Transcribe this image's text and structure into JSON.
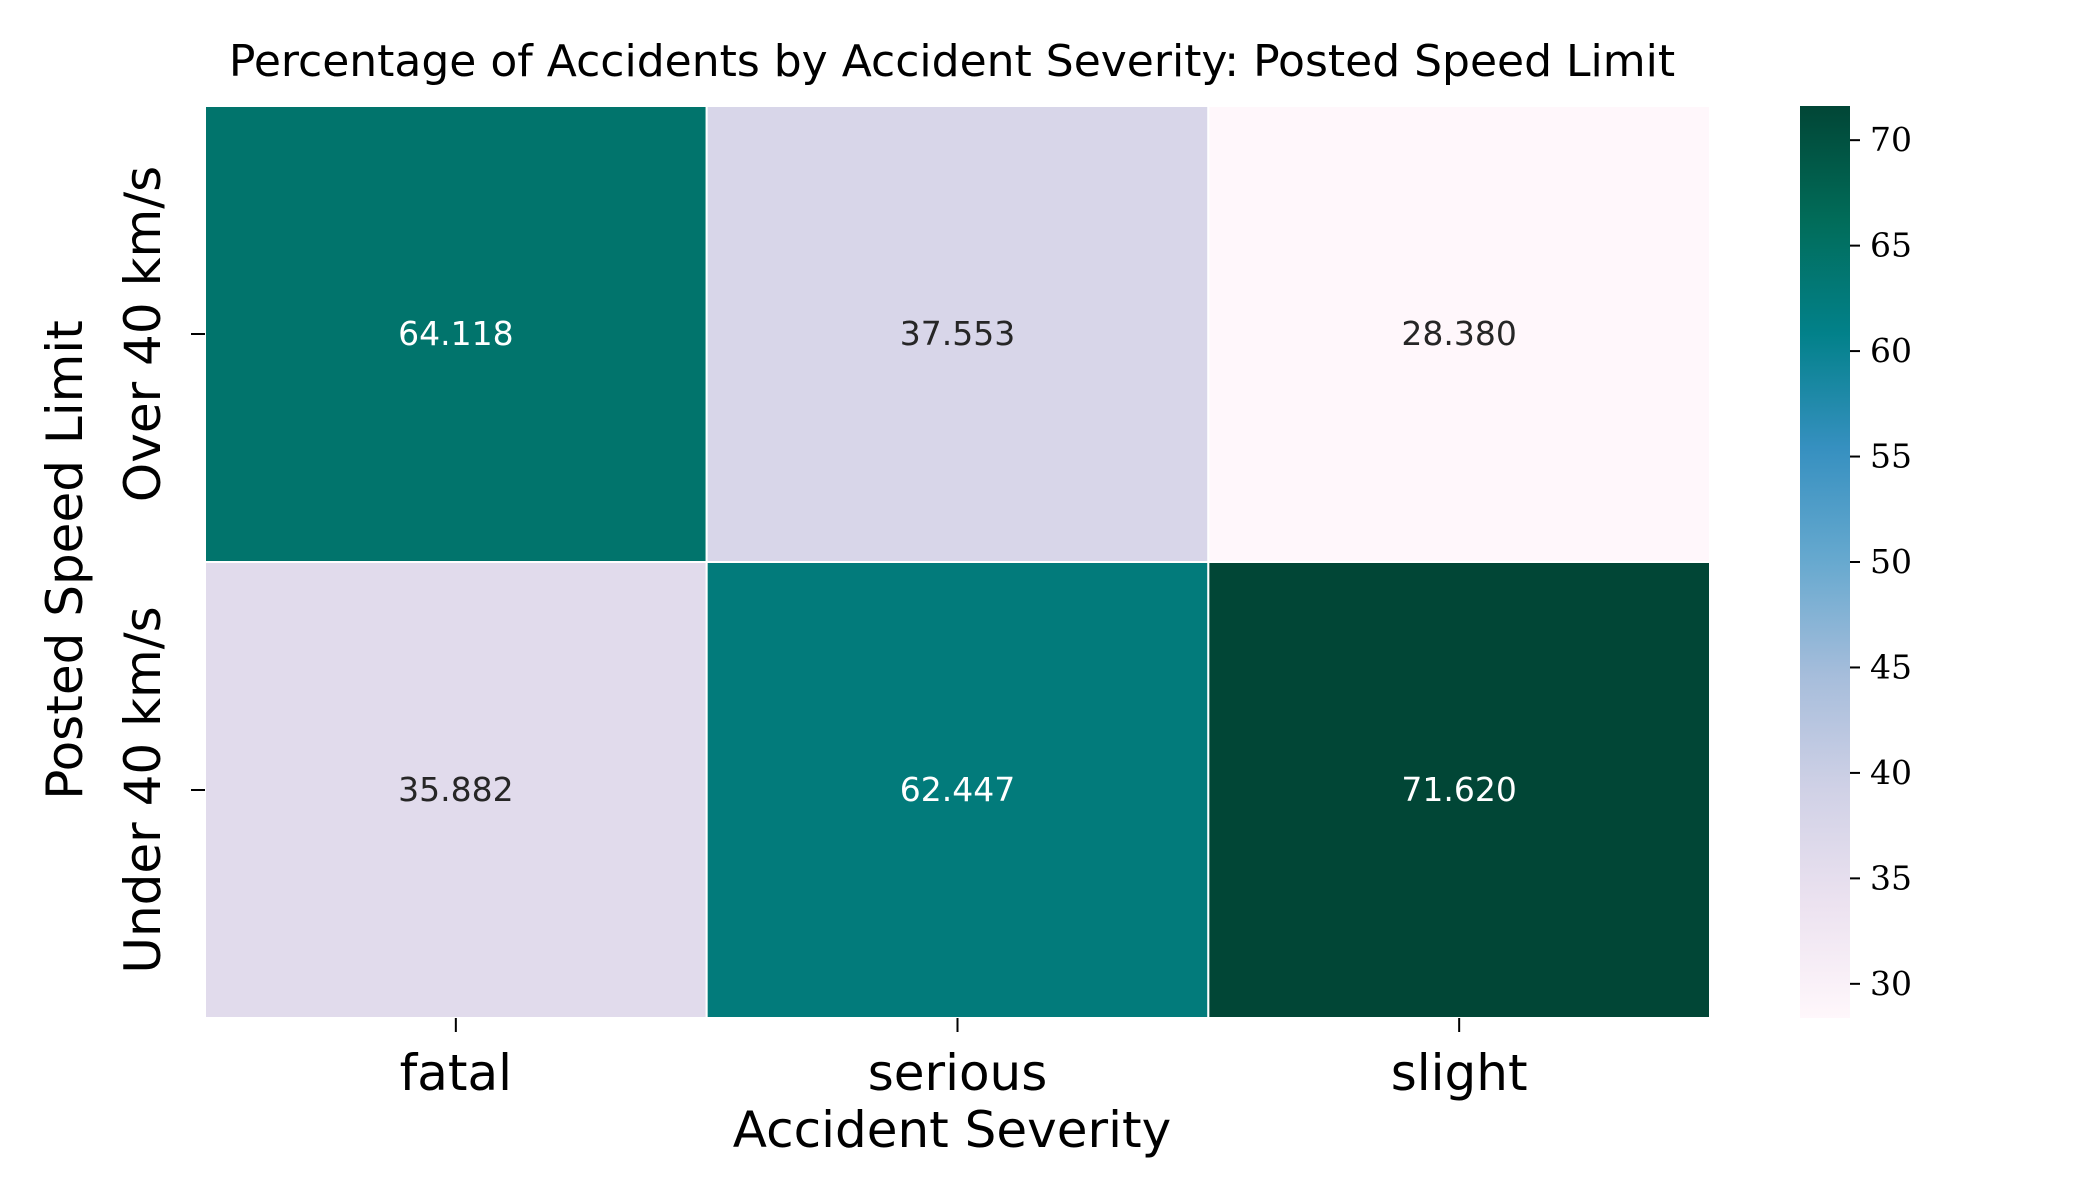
{
  "chart_data": {
    "type": "heatmap",
    "title": "Percentage of Accidents by Accident Severity: Posted Speed Limit",
    "xlabel": "Accident Severity",
    "ylabel": "Posted Speed Limit",
    "x_categories": [
      "fatal",
      "serious",
      "slight"
    ],
    "y_categories": [
      "Over 40 km/s",
      "Under 40 km/s"
    ],
    "values": [
      [
        64.118,
        37.553,
        28.38
      ],
      [
        35.882,
        62.447,
        71.62
      ]
    ],
    "value_labels": [
      [
        "64.118",
        "37.553",
        "28.380"
      ],
      [
        "35.882",
        "62.447",
        "71.620"
      ]
    ],
    "colormap": "PuBuGn",
    "colorbar": {
      "range": [
        28.38,
        71.62
      ],
      "ticks": [
        30,
        35,
        40,
        45,
        50,
        55,
        60,
        65,
        70
      ],
      "tick_labels": [
        "30",
        "35",
        "40",
        "45",
        "50",
        "55",
        "60",
        "65",
        "70"
      ]
    },
    "grid": false
  }
}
───
Exercise
Pick out every line with the string "Limit" and copy it.

Result below
    "title": "Percentage of Accidents by Accident Severity: Posted Speed Limit",
    "ylabel": "Posted Speed Limit",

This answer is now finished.